TASK A:
Translate the following sentence from the sermon text into Spanish: "Thus is the habit of mercy learned at the heart of sacrifice."

____ SOURCE TEXT

After all, God is not, as someone once said, “a nice old man who likes to be read to.” I am told that God is completely indifferent as to whether we use Rite One or Rite Two, so long as we speak in the accents of love. The God who set the Pleiades in their place, who shows the Great Bear its way, and orders the planets in their march is not terrifically impressed by our processions or our liturgical choreography — but these acts can order and join our hearts and focus our attention on Jesus, the one who did the greatest balancing act of all, up there on the cross, perfect mercy and perfect sacrifice all in one.
Thus is the habit of mercy learned at the heart of sacrifice. And if we cannot learn it here in the shadow of the cross, we will not be able to learn it or practice it anywhere else.
We gather here in this place to hear the word, to break the bread and share the cup. The Holy Spirit descends upon us and upon the gifts we offer in a sacrifice of thanksgiving in and for and through the mercy of Christ, in which we partake of that holiness, and are made holy and one, even as God is holy and one — and then we are equipped to go forth for service to the wounded world.
This is what we do when we gather at this table to share our daily rations, our fast-like feast, the pilgrim food we feed to one another until the bridegroom comes. Do you know what will happen then? Let me tell you a mystery. Our present fast is over and the Bridegroom returns. We have nothing with which to welcome him, nothing but ourselves, our souls and bodies; even our oil lamps are almost burned out. He’s been a long time coming.

________
____ MATERIAL PROVIDED

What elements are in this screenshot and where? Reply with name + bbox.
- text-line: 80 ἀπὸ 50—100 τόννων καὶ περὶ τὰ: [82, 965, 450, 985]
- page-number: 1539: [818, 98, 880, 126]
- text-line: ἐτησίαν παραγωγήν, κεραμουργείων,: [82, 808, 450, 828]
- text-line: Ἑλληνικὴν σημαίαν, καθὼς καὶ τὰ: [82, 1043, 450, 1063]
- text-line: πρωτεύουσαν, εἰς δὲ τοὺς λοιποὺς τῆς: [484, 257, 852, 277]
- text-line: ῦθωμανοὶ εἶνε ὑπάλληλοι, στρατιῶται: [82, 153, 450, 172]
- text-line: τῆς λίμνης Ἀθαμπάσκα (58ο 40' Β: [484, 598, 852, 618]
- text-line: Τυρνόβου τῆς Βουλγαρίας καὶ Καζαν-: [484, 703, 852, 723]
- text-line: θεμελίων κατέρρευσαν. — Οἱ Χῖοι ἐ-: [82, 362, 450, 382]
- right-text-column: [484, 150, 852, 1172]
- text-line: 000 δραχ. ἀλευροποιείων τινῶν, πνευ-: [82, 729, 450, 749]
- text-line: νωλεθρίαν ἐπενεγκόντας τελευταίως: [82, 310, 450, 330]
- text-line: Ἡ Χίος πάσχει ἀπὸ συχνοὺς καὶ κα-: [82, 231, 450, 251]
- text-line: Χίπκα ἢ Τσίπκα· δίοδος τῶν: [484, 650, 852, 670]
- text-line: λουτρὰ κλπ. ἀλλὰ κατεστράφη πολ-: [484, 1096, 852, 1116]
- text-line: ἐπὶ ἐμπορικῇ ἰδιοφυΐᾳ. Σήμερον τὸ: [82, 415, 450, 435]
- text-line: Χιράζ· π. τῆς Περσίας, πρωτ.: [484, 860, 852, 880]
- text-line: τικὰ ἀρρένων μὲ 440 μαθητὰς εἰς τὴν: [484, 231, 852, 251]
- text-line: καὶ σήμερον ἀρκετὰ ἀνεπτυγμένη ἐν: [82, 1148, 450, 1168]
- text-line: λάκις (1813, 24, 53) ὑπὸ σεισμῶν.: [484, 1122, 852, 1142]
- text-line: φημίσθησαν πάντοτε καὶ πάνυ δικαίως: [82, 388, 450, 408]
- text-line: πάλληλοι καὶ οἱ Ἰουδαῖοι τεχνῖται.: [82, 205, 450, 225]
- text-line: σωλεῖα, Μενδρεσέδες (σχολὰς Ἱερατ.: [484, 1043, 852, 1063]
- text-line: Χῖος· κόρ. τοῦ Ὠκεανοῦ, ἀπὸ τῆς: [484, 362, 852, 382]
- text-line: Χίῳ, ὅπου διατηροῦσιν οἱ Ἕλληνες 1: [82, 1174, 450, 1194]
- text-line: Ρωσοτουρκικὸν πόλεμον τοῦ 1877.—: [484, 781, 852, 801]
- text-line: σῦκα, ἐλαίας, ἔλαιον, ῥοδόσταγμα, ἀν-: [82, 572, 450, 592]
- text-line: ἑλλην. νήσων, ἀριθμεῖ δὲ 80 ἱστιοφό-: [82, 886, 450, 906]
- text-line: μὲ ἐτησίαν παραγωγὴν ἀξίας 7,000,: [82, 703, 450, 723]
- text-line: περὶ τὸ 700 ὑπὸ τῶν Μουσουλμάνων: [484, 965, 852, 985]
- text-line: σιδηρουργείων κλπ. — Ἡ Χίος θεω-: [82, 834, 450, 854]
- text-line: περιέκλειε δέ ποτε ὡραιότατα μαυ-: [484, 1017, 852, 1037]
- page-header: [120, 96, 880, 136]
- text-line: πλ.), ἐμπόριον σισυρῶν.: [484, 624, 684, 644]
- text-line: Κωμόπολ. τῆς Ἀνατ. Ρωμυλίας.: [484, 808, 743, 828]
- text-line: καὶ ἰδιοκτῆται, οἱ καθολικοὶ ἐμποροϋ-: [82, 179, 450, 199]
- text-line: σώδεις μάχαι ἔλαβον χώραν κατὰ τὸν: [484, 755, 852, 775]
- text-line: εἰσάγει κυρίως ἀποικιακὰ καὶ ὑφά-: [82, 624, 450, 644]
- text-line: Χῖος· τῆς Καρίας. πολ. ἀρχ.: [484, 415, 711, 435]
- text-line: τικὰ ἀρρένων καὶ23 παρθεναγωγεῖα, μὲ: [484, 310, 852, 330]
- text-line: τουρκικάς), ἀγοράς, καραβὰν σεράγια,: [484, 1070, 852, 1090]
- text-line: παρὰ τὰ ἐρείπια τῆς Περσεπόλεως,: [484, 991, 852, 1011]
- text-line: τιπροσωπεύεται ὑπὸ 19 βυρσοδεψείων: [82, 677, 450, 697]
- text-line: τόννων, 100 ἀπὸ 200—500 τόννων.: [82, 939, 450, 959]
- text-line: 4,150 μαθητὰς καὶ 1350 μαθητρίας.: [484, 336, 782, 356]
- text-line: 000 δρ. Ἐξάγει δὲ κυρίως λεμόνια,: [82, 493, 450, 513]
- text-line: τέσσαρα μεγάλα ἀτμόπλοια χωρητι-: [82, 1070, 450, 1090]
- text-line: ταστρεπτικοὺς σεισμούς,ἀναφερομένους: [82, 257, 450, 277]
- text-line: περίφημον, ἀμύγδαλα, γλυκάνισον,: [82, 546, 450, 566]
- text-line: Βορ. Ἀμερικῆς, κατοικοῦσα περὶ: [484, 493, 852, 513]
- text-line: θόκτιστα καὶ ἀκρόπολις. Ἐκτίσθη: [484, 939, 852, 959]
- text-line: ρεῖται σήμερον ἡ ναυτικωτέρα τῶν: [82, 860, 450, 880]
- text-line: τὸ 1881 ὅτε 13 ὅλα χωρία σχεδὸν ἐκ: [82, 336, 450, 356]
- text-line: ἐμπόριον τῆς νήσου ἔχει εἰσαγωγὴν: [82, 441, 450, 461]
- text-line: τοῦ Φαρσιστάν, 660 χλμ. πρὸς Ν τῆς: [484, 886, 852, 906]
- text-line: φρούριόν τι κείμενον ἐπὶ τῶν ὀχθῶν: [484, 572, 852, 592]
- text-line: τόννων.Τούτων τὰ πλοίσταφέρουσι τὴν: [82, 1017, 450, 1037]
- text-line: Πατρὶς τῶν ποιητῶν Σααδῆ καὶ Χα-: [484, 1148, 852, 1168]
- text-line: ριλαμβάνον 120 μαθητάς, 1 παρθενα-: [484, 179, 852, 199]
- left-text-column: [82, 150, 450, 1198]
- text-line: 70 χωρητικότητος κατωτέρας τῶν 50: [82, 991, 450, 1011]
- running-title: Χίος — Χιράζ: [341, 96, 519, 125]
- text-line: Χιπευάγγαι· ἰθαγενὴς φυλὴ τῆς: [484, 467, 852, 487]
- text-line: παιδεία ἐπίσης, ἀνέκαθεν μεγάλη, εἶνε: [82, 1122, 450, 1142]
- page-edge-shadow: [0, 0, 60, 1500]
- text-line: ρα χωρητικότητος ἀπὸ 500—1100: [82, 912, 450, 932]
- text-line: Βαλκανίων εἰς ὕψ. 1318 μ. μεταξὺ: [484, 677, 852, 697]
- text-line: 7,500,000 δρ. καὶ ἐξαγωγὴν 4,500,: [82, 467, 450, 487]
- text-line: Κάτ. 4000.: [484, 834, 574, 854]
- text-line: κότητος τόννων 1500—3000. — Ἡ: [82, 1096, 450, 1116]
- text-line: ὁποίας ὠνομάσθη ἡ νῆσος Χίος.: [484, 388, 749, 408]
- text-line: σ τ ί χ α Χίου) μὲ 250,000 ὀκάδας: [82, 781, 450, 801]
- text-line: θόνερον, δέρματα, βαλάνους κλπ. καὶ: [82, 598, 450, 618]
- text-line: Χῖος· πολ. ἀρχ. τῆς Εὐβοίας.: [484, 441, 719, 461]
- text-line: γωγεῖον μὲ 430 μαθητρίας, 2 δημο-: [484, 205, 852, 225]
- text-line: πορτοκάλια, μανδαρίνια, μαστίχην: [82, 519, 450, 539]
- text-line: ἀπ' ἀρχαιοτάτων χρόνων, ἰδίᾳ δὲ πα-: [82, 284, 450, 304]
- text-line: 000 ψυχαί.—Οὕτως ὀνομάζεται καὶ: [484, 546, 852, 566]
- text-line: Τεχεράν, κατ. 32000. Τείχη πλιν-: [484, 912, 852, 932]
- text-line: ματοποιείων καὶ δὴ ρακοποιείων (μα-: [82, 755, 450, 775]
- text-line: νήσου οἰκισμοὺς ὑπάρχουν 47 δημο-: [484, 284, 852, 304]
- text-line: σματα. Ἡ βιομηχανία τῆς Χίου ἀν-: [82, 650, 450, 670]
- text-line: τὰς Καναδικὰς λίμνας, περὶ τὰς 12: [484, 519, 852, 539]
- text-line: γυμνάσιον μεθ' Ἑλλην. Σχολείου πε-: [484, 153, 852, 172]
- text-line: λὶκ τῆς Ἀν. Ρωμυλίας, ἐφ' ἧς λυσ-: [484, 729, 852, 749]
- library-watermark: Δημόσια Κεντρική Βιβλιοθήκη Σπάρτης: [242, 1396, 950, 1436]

________

TASK B:
Recast the part of the records that runs from their start through the line containing "- text-line: θεμελίων" as a JSON list of strings, with one string per line and blank lines omitted.

TASK SOLUTION A:
Así se aprende el hábito de la misericordia en el corazón del sacrificio.

TASK SOLUTION B:
[
  "What elements are in this screenshot and where? Reply with name + bbox.",
  "- text-line: 80 ἀπὸ 50—100 τόννων καὶ περὶ τὰ: [82, 965, 450, 985]",
  "- page-number: 1539: [818, 98, 880, 126]",
  "- text-line: ἐτησίαν παραγωγήν, κεραμουργείων,: [82, 808, 450, 828]",
  "- text-line: Ἑλληνικὴν σημαίαν, καθὼς καὶ τὰ: [82, 1043, 450, 1063]",
  "- text-line: πρωτεύουσαν, εἰς δὲ τοὺς λοιποὺς τῆς: [484, 257, 852, 277]",
  "- text-line: ῦθωμανοὶ εἶνε ὑπάλληλοι, στρατιῶται: [82, 153, 450, 172]",
  "- text-line: τῆς λίμνης Ἀθαμπάσκα (58ο 40' Β: [484, 598, 852, 618]",
  "- text-line: Τυρνόβου τῆς Βουλγαρίας καὶ Καζαν-: [484, 703, 852, 723]",
  "- text-line: θεμελίων κατέρρευσαν. — Οἱ Χῖοι ἐ-: [82, 362, 450, 382]"
]